▶ [WORK TO BE COMPLETED]: Restate the material word for word and leave out anything that is a picture.

Data excerpts:

((

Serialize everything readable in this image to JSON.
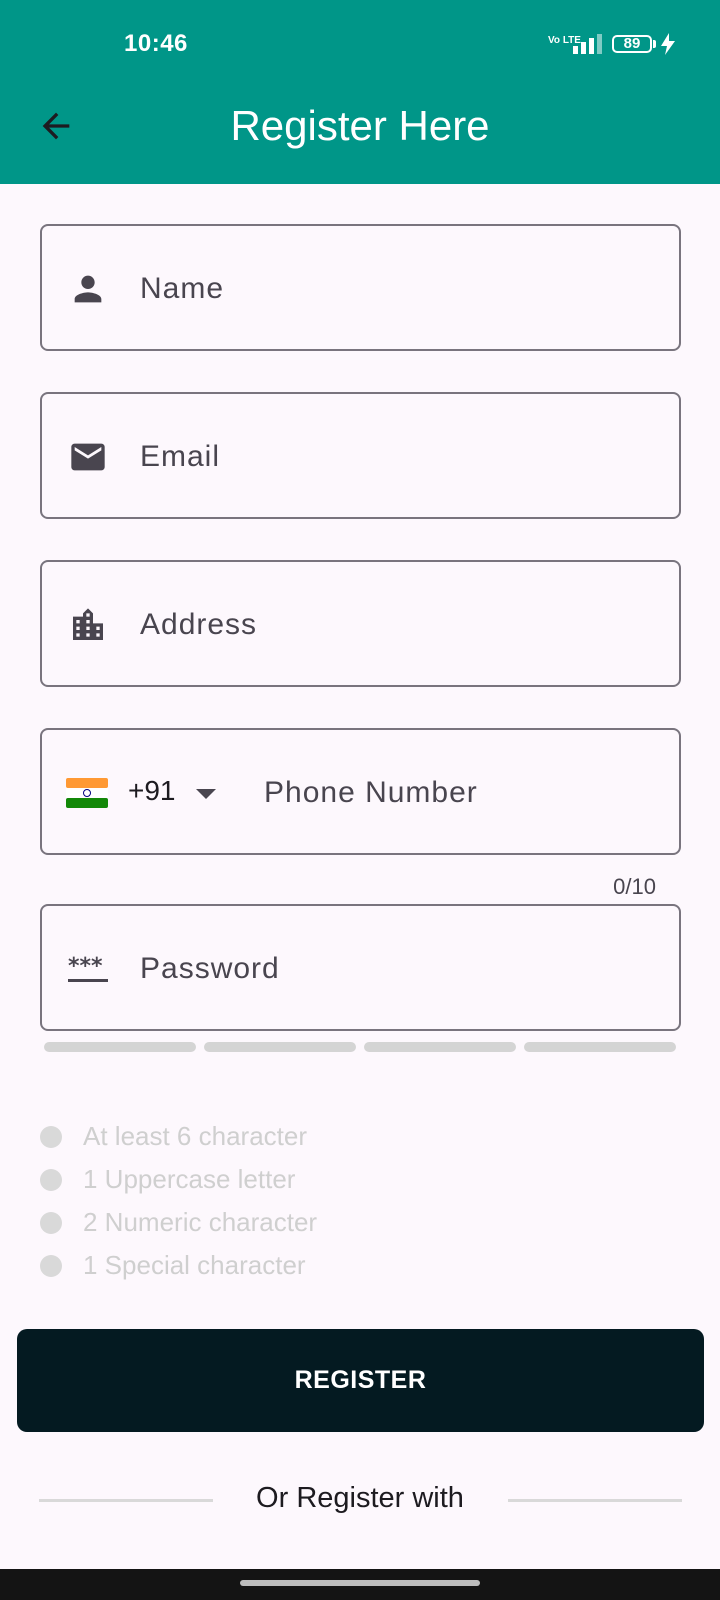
{
  "status_bar": {
    "time": "10:46",
    "network_label": "Vo LTE",
    "battery_level": "89"
  },
  "app_bar": {
    "title": "Register Here"
  },
  "form": {
    "name": {
      "placeholder": "Name",
      "value": ""
    },
    "email": {
      "placeholder": "Email",
      "value": ""
    },
    "address": {
      "placeholder": "Address",
      "value": ""
    },
    "phone": {
      "country_code": "+91",
      "flag": "india-flag-icon",
      "placeholder": "Phone Number",
      "value": "",
      "counter": "0/10"
    },
    "password": {
      "placeholder": "Password",
      "value": "",
      "strength_segments_filled": 0,
      "strength_segments_total": 4
    }
  },
  "password_rules": [
    {
      "label": "At least 6 character",
      "met": false
    },
    {
      "label": "1 Uppercase letter",
      "met": false
    },
    {
      "label": "2 Numeric character",
      "met": false
    },
    {
      "label": "1 Special character",
      "met": false
    }
  ],
  "register_button": {
    "label": "REGISTER"
  },
  "divider": {
    "label": "Or Register with"
  },
  "colors": {
    "app_bar": "#009688",
    "register_button": "#041a21",
    "field_border": "#79747e",
    "rule_inactive": "#cfcfcf"
  }
}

))

▶ [ANSWER TO THE TASK]:
Serialize everything readable in this image to JSON.
{
  "status_bar": {
    "time": "10:46",
    "network_label": "Vo LTE",
    "battery_level": "89"
  },
  "app_bar": {
    "title": "Register Here"
  },
  "form": {
    "name": {
      "placeholder": "Name",
      "value": ""
    },
    "email": {
      "placeholder": "Email",
      "value": ""
    },
    "address": {
      "placeholder": "Address",
      "value": ""
    },
    "phone": {
      "country_code": "+91",
      "flag": "india-flag-icon",
      "placeholder": "Phone Number",
      "value": "",
      "counter": "0/10"
    },
    "password": {
      "placeholder": "Password",
      "value": "",
      "strength_segments_filled": 0,
      "strength_segments_total": 4
    }
  },
  "password_rules": [
    {
      "label": "At least 6 character",
      "met": false
    },
    {
      "label": "1 Uppercase letter",
      "met": false
    },
    {
      "label": "2 Numeric character",
      "met": false
    },
    {
      "label": "1 Special character",
      "met": false
    }
  ],
  "register_button": {
    "label": "REGISTER"
  },
  "divider": {
    "label": "Or Register with"
  },
  "colors": {
    "app_bar": "#009688",
    "register_button": "#041a21",
    "field_border": "#79747e",
    "rule_inactive": "#cfcfcf"
  }
}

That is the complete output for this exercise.